- WHAT YOU SHOULD DO -
Please set down all the lines beneath this one exactly, without the pictures.

(Stored items from a collection)
********

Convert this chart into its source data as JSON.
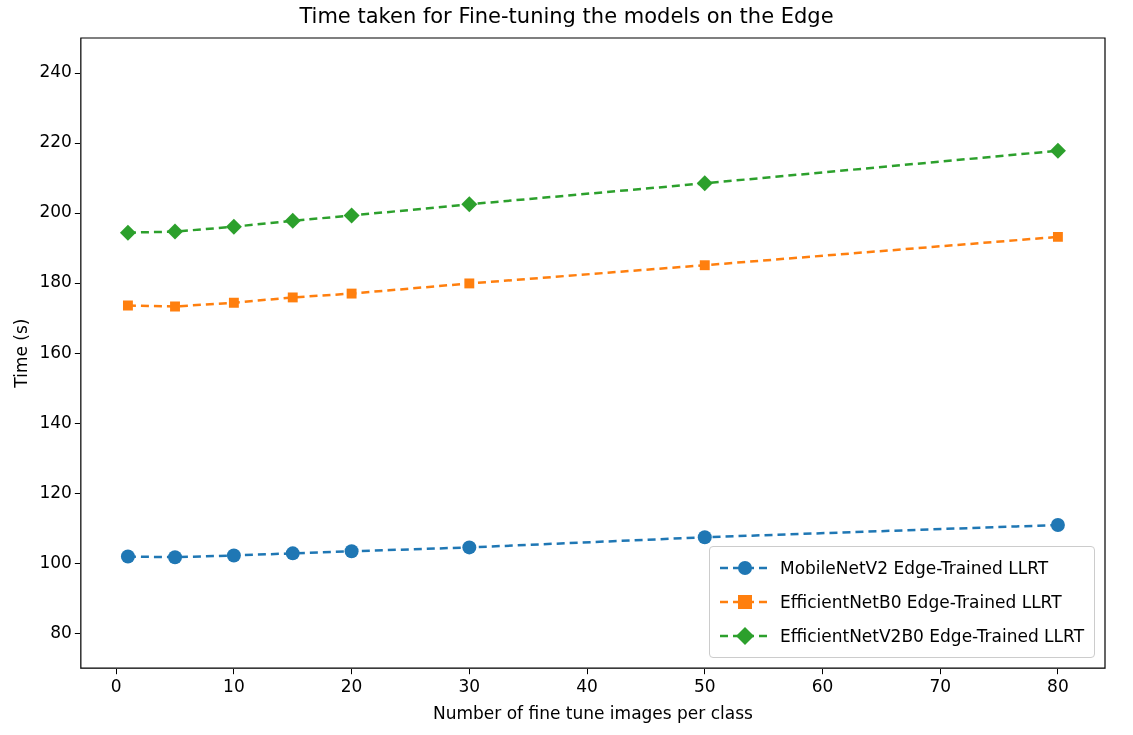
{
  "chart_data": {
    "type": "line",
    "title": "Time taken for Fine-tuning the models on the Edge",
    "xlabel": "Number of fine tune images per class",
    "ylabel": "Time (s)",
    "x": [
      1,
      5,
      10,
      15,
      20,
      30,
      50,
      80
    ],
    "series": [
      {
        "name": "MobileNetV2 Edge-Trained LLRT",
        "color": "#1f77b4",
        "marker": "circle",
        "values": [
          101.9,
          101.7,
          102.2,
          102.8,
          103.4,
          104.5,
          107.4,
          110.9
        ]
      },
      {
        "name": "EfficientNetB0 Edge-Trained LLRT",
        "color": "#ff7f0e",
        "marker": "square",
        "values": [
          173.6,
          173.3,
          174.4,
          175.9,
          177.0,
          179.9,
          185.1,
          193.2
        ]
      },
      {
        "name": "EfficientNetV2B0 Edge-Trained LLRT",
        "color": "#2ca02c",
        "marker": "diamond",
        "values": [
          194.4,
          194.7,
          196.1,
          197.8,
          199.3,
          202.5,
          208.5,
          217.8
        ]
      }
    ],
    "xlim": [
      -3,
      84
    ],
    "ylim": [
      70,
      250
    ],
    "xticks": [
      0,
      10,
      20,
      30,
      40,
      50,
      60,
      70,
      80
    ],
    "yticks": [
      80,
      100,
      120,
      140,
      160,
      180,
      200,
      220,
      240
    ],
    "grid": false,
    "legend": "bottom right",
    "line_style": "dashed"
  }
}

********

- ANSWER IN FULL -
Convert this chart into its source data as JSON.
{
  "chart_data": {
    "type": "line",
    "title": "Time taken for Fine-tuning the models on the Edge",
    "xlabel": "Number of fine tune images per class",
    "ylabel": "Time (s)",
    "x": [
      1,
      5,
      10,
      15,
      20,
      30,
      50,
      80
    ],
    "series": [
      {
        "name": "MobileNetV2 Edge-Trained LLRT",
        "color": "#1f77b4",
        "marker": "circle",
        "values": [
          101.9,
          101.7,
          102.2,
          102.8,
          103.4,
          104.5,
          107.4,
          110.9
        ]
      },
      {
        "name": "EfficientNetB0 Edge-Trained LLRT",
        "color": "#ff7f0e",
        "marker": "square",
        "values": [
          173.6,
          173.3,
          174.4,
          175.9,
          177.0,
          179.9,
          185.1,
          193.2
        ]
      },
      {
        "name": "EfficientNetV2B0 Edge-Trained LLRT",
        "color": "#2ca02c",
        "marker": "diamond",
        "values": [
          194.4,
          194.7,
          196.1,
          197.8,
          199.3,
          202.5,
          208.5,
          217.8
        ]
      }
    ],
    "xlim": [
      -3,
      84
    ],
    "ylim": [
      70,
      250
    ],
    "xticks": [
      0,
      10,
      20,
      30,
      40,
      50,
      60,
      70,
      80
    ],
    "yticks": [
      80,
      100,
      120,
      140,
      160,
      180,
      200,
      220,
      240
    ],
    "grid": false,
    "legend": "bottom right",
    "line_style": "dashed"
  }
}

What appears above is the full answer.